Across the records that follow, how many lines contain the string "Match"? Answer with the number only.

-.-.-

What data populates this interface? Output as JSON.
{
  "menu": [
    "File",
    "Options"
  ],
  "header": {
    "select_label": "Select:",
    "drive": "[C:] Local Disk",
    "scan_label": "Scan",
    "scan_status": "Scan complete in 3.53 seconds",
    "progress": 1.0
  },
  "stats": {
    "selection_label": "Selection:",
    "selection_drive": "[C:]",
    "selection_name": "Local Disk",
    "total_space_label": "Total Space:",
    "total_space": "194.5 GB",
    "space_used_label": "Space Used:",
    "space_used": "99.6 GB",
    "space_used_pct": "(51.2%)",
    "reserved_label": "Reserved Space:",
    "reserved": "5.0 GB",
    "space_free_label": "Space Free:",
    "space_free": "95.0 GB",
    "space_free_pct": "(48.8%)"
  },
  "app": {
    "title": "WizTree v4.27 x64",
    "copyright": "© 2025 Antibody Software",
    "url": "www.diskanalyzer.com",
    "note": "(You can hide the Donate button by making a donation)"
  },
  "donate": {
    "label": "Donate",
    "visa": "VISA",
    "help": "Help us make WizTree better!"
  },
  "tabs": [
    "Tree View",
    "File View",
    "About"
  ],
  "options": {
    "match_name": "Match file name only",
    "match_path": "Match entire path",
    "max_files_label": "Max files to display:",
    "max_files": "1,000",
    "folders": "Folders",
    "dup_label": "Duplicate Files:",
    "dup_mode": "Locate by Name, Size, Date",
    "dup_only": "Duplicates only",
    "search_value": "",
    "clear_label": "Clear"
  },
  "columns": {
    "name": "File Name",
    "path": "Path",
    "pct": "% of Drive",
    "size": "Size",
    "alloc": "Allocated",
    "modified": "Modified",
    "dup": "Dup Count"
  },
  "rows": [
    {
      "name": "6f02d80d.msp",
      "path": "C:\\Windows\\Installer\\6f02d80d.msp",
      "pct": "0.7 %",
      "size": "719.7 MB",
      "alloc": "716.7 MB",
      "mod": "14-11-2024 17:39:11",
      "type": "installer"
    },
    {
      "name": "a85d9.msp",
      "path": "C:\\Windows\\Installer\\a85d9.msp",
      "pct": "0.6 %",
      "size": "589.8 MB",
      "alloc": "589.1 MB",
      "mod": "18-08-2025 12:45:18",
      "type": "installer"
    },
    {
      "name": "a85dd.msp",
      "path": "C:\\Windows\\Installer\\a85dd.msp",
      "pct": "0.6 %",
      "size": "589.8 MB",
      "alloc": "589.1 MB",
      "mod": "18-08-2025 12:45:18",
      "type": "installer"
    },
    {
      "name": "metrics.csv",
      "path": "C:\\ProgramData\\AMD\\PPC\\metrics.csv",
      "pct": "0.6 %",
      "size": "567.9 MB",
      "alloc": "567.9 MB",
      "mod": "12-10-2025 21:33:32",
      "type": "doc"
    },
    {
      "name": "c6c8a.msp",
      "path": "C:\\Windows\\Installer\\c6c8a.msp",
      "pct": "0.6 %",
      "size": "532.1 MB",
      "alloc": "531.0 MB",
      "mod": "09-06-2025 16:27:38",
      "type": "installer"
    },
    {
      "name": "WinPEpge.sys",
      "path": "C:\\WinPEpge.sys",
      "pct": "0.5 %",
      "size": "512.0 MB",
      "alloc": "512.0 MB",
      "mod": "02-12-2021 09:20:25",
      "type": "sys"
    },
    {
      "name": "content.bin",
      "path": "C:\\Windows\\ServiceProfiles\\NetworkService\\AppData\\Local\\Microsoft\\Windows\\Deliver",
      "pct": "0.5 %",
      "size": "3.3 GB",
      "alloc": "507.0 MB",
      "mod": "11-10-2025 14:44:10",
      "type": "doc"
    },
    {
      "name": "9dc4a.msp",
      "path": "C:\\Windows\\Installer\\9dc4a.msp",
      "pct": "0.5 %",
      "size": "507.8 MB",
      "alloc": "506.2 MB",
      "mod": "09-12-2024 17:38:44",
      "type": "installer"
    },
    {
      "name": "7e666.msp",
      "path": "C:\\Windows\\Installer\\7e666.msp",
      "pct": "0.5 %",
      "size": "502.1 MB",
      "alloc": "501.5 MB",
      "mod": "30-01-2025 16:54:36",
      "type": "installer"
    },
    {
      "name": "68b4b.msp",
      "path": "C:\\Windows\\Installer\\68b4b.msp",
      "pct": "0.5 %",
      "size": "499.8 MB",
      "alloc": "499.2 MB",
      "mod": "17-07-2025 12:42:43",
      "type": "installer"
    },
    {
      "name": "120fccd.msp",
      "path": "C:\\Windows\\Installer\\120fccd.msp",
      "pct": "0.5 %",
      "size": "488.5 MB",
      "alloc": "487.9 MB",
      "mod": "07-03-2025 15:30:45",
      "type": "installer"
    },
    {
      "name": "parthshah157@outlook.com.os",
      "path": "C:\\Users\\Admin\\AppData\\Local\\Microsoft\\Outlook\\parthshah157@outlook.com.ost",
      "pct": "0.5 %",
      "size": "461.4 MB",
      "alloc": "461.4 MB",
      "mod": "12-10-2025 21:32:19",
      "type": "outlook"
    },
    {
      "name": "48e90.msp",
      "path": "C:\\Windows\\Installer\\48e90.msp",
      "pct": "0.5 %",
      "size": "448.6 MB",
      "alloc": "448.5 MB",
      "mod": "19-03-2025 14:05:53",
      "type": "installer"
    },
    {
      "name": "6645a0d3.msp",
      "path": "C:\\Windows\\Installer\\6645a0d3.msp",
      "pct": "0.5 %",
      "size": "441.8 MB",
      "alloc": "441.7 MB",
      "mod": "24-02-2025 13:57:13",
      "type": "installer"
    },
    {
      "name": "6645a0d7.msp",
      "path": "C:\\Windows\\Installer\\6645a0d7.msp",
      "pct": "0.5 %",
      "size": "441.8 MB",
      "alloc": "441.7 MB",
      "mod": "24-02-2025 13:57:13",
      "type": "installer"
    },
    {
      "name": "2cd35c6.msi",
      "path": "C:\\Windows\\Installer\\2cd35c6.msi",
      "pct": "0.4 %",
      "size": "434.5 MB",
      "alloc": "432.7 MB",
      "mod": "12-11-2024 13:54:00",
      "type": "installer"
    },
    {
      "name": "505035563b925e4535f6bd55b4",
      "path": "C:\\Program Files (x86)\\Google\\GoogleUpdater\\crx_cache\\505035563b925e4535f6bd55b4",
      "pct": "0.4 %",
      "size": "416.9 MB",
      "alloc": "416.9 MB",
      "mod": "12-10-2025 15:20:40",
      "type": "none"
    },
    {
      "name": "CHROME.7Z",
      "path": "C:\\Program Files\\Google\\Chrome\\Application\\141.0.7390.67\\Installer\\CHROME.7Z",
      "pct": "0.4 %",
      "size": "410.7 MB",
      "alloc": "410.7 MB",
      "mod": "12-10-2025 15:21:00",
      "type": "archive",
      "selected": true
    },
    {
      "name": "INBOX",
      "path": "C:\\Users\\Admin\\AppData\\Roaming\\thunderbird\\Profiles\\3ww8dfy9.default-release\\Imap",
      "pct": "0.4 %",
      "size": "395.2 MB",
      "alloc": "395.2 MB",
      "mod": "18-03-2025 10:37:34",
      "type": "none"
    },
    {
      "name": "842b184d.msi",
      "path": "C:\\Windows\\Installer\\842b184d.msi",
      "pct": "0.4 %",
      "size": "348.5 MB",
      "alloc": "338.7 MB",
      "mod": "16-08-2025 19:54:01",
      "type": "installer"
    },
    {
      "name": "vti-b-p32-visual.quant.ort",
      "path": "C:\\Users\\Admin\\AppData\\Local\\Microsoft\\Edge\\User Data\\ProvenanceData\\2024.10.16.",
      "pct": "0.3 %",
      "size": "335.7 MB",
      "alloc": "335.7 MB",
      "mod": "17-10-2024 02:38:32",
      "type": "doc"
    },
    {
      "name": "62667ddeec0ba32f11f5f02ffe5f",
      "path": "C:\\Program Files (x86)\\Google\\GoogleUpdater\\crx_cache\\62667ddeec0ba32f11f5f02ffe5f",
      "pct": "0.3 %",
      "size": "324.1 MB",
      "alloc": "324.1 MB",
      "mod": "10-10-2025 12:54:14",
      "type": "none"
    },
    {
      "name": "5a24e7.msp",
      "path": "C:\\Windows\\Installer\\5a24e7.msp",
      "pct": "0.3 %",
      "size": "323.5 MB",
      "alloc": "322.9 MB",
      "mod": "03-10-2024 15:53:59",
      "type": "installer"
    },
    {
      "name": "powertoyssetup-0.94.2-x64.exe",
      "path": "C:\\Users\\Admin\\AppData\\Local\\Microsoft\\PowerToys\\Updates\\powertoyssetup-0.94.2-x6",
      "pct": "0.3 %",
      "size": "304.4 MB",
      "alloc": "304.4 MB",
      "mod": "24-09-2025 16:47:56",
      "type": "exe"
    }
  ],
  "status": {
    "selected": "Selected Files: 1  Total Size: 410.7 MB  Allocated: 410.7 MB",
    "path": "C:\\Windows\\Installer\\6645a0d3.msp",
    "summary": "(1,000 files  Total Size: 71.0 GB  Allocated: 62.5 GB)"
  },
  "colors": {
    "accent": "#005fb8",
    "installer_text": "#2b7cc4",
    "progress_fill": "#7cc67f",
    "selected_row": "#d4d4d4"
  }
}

-.-.-

* _Response area_
2